*** MATERIAL SHOWN ***

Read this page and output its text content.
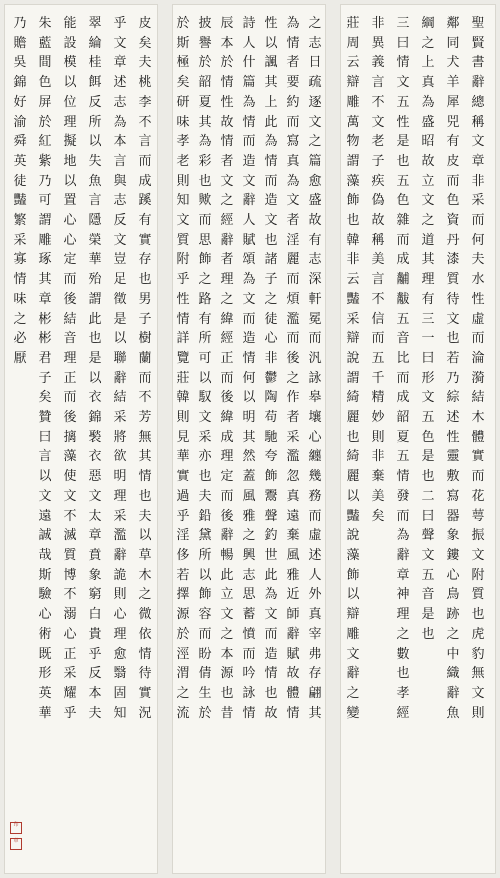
皮矣夫桃李不言而成蹊有實存也男子樹蘭而不芳無其情也夫以草木之微依情待實況
乎文章述志為本言與志反文豈足徵是以聯辭結采將欲明理采濫辭詭則心理愈翳固知
翠綸桂餌反所以失魚言隱榮華殆謂此也是以衣錦褧衣惡文太章賁象窮白貴乎反本夫
能設模以位理擬地以置心心定而後結音理正而後摛藻使文不滅質博不溺心正采耀乎
朱藍間色屏於紅紫乃可謂雕琢其章彬彬君子矣贊曰言以文遠誠哉斯驗心術既形英華
乃贍吳錦好渝舜英徒豔繁采寡情味之必厭
印
章
之志日疏逐文之篇愈盛故有志深軒冕而汎詠皋壤心纏幾務而虛述人外真宰弗存翩其
為情者要約而寫真為文者淫麗而煩濫而後之作者采濫忽真遠棄風雅近師辭賦故體情
性以諷其上此為情而造文也諸子之徒心非鬱陶苟馳夸飾鬻聲釣世此為文而造情也故
詩人什篇為情而造文辭人賦頌為文而造情何以明其然蓋風雅之興志思蓄憤而吟詠情
辰本於情性故情者文之經辭者理之緯經正而後緯成理定而後辭暢此立文之本源也昔
披譽於韶夏其為彩也歟而思飾之路有所可以馭文采亦也夫鉛黛所以飾容而盼倩生於
於斯極矣研味孝老則知文質附乎性情詳覽莊韓則見華實過乎淫侈若擇源於涇渭之流
莊周云辯雕萬物謂藻飾也韓非云豔采辯說謂綺麗也綺麗以豔說藻飾以辯雕文辭之變
非異義言不文老子疾偽故稱美言不信而五千精妙則非棄美矣
三曰情文五性是也五色雜而成黼黻五音比而成韶夏五情發而為辭章神理之數也孝經
綱之上真為盛昭故立文之道其理有三一曰形文五色是也二曰聲文五音是也
鄰同犬羊犀兕有皮而色資丹漆質待文也若乃綜述性靈敷寫器象鏤心鳥跡之中織辭魚
聖賢書辭總稱文章非采而何夫水性虛而淪漪結木體實而花萼振文附質也虎豹無文則
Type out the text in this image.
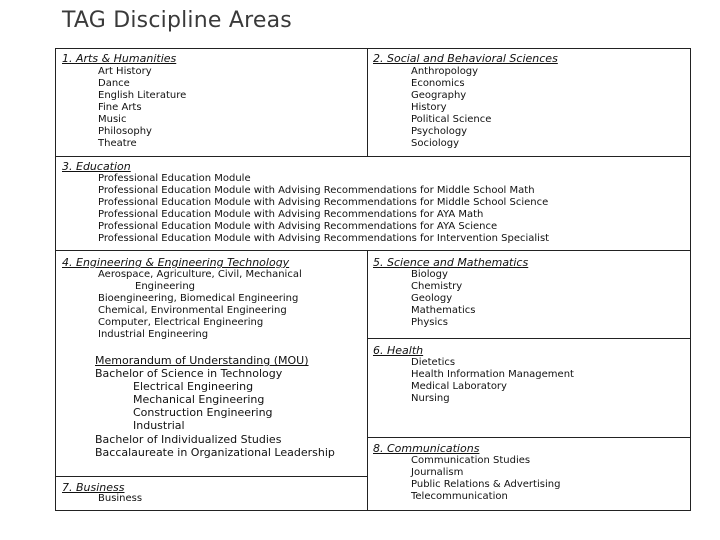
TAG Discipline Areas
1. Arts & Humanities
Art History
Dance
English Literature
Fine Arts
Music
Philosophy
Theatre
2. Social and Behavioral Sciences
Anthropology
Economics
Geography
History
Political Science
Psychology
Sociology
3. Education
Professional Education Module
Professional Education Module with Advising Recommendations for Middle School Math
Professional Education Module with Advising Recommendations for Middle School Science
Professional Education Module with Advising Recommendations for AYA Math
Professional Education Module with Advising Recommendations for AYA Science
Professional Education Module with Advising Recommendations for Intervention Specialist
4. Engineering & Engineering Technology
Aerospace, Agriculture, Civil, Mechanical
Engineering
Bioengineering, Biomedical Engineering
Chemical, Environmental Engineering
Computer, Electrical Engineering
Industrial Engineering
Memorandum of Understanding (MOU)
Bachelor of Science in Technology
Electrical Engineering
Mechanical Engineering
Construction Engineering
Industrial
Bachelor of Individualized Studies
Baccalaureate in Organizational Leadership
7. Business
Business
5. Science and Mathematics
Biology
Chemistry
Geology
Mathematics
Physics
6. Health
Dietetics
Health Information Management
Medical Laboratory
Nursing
8. Communications
Communication Studies
Journalism
Public Relations & Advertising
Telecommunication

***

* EXERCISE AIM:
Retype each record exactly as it stands, but do not include the pictures.

* WRITTEN ANSWER:
Read this page and output its text content.
皮矣夫桃李不言而成蹊有實存也男子樹蘭而不芳無其情也夫以草木之微依情待實況
乎文章述志為本言與志反文豈足徵是以聯辭結采將欲明理采濫辭詭則心理愈翳固知
翠綸桂餌反所以失魚言隱榮華殆謂此也是以衣錦褧衣惡文太章賁象窮白貴乎反本夫
能設模以位理擬地以置心心定而後結音理正而後摛藻使文不滅質博不溺心正采耀乎
朱藍間色屏於紅紫乃可謂雕琢其章彬彬君子矣贊曰言以文遠誠哉斯驗心術既形英華
乃贍吳錦好渝舜英徒豔繁采寡情味之必厭
印
章
之志日疏逐文之篇愈盛故有志深軒冕而汎詠皋壤心纏幾務而虛述人外真宰弗存翩其
為情者要約而寫真為文者淫麗而煩濫而後之作者采濫忽真遠棄風雅近師辭賦故體情
性以諷其上此為情而造文也諸子之徒心非鬱陶苟馳夸飾鬻聲釣世此為文而造情也故
詩人什篇為情而造文辭人賦頌為文而造情何以明其然蓋風雅之興志思蓄憤而吟詠情
辰本於情性故情者文之經辭者理之緯經正而後緯成理定而後辭暢此立文之本源也昔
披譽於韶夏其為彩也歟而思飾之路有所可以馭文采亦也夫鉛黛所以飾容而盼倩生於
於斯極矣研味孝老則知文質附乎性情詳覽莊韓則見華實過乎淫侈若擇源於涇渭之流
莊周云辯雕萬物謂藻飾也韓非云豔采辯說謂綺麗也綺麗以豔說藻飾以辯雕文辭之變
非異義言不文老子疾偽故稱美言不信而五千精妙則非棄美矣
三曰情文五性是也五色雜而成黼黻五音比而成韶夏五情發而為辭章神理之數也孝經
綱之上真為盛昭故立文之道其理有三一曰形文五色是也二曰聲文五音是也
鄰同犬羊犀兕有皮而色資丹漆質待文也若乃綜述性靈敷寫器象鏤心鳥跡之中織辭魚
聖賢書辭總稱文章非采而何夫水性虛而淪漪結木體實而花萼振文附質也虎豹無文則
Type out the text in this image.
TAG Discipline Areas
1. Arts & Humanities
Art History
Dance
English Literature
Fine Arts
Music
Philosophy
Theatre
2. Social and Behavioral Sciences
Anthropology
Economics
Geography
History
Political Science
Psychology
Sociology
3. Education
Professional Education Module
Professional Education Module with Advising Recommendations for Middle School Math
Professional Education Module with Advising Recommendations for Middle School Science
Professional Education Module with Advising Recommendations for AYA Math
Professional Education Module with Advising Recommendations for AYA Science
Professional Education Module with Advising Recommendations for Intervention Specialist
4. Engineering & Engineering Technology
Aerospace, Agriculture, Civil, Mechanical
Engineering
Bioengineering, Biomedical Engineering
Chemical, Environmental Engineering
Computer, Electrical Engineering
Industrial Engineering
Memorandum of Understanding (MOU)
Bachelor of Science in Technology
Electrical Engineering
Mechanical Engineering
Construction Engineering
Industrial
Bachelor of Individualized Studies
Baccalaureate in Organizational Leadership
7. Business
Business
5. Science and Mathematics
Biology
Chemistry
Geology
Mathematics
Physics
6. Health
Dietetics
Health Information Management
Medical Laboratory
Nursing
8. Communications
Communication Studies
Journalism
Public Relations & Advertising
Telecommunication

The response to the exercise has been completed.